--- DATA FOR THE TASK ---

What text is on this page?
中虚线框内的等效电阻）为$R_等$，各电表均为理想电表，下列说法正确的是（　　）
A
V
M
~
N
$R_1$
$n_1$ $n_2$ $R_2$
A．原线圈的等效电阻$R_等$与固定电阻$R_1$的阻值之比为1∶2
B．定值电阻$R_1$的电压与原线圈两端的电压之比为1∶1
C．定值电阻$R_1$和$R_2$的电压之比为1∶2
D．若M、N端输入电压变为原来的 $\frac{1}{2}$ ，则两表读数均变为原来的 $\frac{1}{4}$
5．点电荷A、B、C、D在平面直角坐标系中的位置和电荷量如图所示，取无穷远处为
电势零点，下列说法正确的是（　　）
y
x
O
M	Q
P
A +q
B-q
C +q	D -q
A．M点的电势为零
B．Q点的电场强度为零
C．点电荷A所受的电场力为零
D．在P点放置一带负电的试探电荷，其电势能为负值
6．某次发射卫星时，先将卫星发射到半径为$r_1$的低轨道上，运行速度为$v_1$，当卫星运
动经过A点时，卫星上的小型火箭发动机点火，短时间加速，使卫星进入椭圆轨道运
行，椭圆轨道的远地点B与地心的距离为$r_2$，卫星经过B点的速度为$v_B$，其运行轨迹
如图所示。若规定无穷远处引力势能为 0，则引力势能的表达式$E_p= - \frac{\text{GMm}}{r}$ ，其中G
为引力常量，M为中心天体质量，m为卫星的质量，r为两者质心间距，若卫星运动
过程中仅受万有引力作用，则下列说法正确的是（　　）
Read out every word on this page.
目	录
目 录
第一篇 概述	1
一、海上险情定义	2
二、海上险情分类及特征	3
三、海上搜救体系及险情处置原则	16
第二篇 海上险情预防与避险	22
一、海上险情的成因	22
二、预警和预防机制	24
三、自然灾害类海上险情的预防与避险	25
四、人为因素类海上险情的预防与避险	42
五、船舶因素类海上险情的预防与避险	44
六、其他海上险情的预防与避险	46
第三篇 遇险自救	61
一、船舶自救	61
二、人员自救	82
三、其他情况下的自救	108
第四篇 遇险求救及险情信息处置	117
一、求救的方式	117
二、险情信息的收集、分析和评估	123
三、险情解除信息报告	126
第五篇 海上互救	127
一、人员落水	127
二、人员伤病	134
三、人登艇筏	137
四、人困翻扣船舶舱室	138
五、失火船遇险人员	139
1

---

* TASK DIRECTIONS
Repeat all of the entries exactly.

* SOLUTION TO THIS PROBLEM
What text is on this page?
中虚线框内的等效电阻）为$R_等$，各电表均为理想电表，下列说法正确的是（　　）
A
V
M
~
N
$R_1$
$n_1$ $n_2$ $R_2$
A．原线圈的等效电阻$R_等$与固定电阻$R_1$的阻值之比为1∶2
B．定值电阻$R_1$的电压与原线圈两端的电压之比为1∶1
C．定值电阻$R_1$和$R_2$的电压之比为1∶2
D．若M、N端输入电压变为原来的 $\frac{1}{2}$ ，则两表读数均变为原来的 $\frac{1}{4}$
5．点电荷A、B、C、D在平面直角坐标系中的位置和电荷量如图所示，取无穷远处为
电势零点，下列说法正确的是（　　）
y
x
O
M	Q
P
A +q
B-q
C +q	D -q
A．M点的电势为零
B．Q点的电场强度为零
C．点电荷A所受的电场力为零
D．在P点放置一带负电的试探电荷，其电势能为负值
6．某次发射卫星时，先将卫星发射到半径为$r_1$的低轨道上，运行速度为$v_1$，当卫星运
动经过A点时，卫星上的小型火箭发动机点火，短时间加速，使卫星进入椭圆轨道运
行，椭圆轨道的远地点B与地心的距离为$r_2$，卫星经过B点的速度为$v_B$，其运行轨迹
如图所示。若规定无穷远处引力势能为 0，则引力势能的表达式$E_p= - \frac{\text{GMm}}{r}$ ，其中G
为引力常量，M为中心天体质量，m为卫星的质量，r为两者质心间距，若卫星运动
过程中仅受万有引力作用，则下列说法正确的是（　　）
Read out every word on this page.
目	录
目 录
第一篇 概述	1
一、海上险情定义	2
二、海上险情分类及特征	3
三、海上搜救体系及险情处置原则	16
第二篇 海上险情预防与避险	22
一、海上险情的成因	22
二、预警和预防机制	24
三、自然灾害类海上险情的预防与避险	25
四、人为因素类海上险情的预防与避险	42
五、船舶因素类海上险情的预防与避险	44
六、其他海上险情的预防与避险	46
第三篇 遇险自救	61
一、船舶自救	61
二、人员自救	82
三、其他情况下的自救	108
第四篇 遇险求救及险情信息处置	117
一、求救的方式	117
二、险情信息的收集、分析和评估	123
三、险情解除信息报告	126
第五篇 海上互救	127
一、人员落水	127
二、人员伤病	134
三、人登艇筏	137
四、人困翻扣船舶舱室	138
五、失火船遇险人员	139
1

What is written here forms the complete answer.